--- start INPUT ROWS ---
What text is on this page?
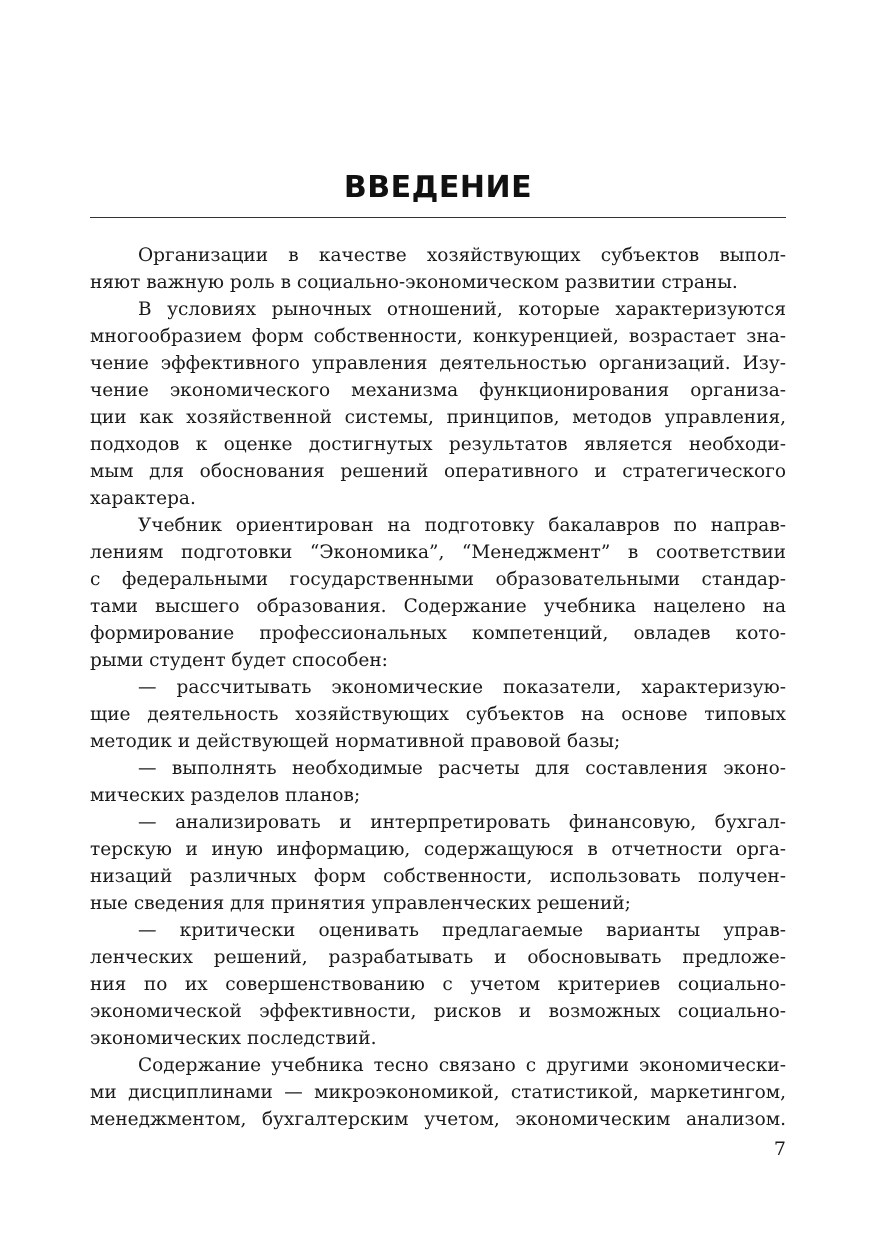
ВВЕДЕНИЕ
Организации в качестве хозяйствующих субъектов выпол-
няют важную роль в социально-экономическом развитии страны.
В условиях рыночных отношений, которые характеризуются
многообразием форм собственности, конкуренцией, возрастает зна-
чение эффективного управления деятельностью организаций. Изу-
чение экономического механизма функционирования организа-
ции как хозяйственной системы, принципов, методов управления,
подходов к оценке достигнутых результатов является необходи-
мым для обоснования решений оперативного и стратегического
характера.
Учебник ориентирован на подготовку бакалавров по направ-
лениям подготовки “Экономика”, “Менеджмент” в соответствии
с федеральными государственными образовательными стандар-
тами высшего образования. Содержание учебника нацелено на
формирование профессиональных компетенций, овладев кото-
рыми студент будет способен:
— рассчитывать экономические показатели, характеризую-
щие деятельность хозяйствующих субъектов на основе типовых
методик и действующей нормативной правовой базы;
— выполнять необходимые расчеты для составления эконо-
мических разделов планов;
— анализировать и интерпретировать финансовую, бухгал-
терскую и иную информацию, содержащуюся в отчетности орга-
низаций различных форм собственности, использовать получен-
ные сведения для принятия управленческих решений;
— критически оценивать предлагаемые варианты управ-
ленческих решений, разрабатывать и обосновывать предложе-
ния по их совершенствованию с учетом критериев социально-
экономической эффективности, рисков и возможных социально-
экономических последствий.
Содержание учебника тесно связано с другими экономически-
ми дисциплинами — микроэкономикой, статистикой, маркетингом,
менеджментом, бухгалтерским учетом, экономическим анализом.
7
--- end INPUT ROWS ---
WRITTEN PROBLEM: Copy every line of the records above that holds the word "Содержание".

RESULT FOR THIS EXERCISE:
тами высшего образования. Содержание учебника нацелено на
Содержание учебника тесно связано с другими экономически-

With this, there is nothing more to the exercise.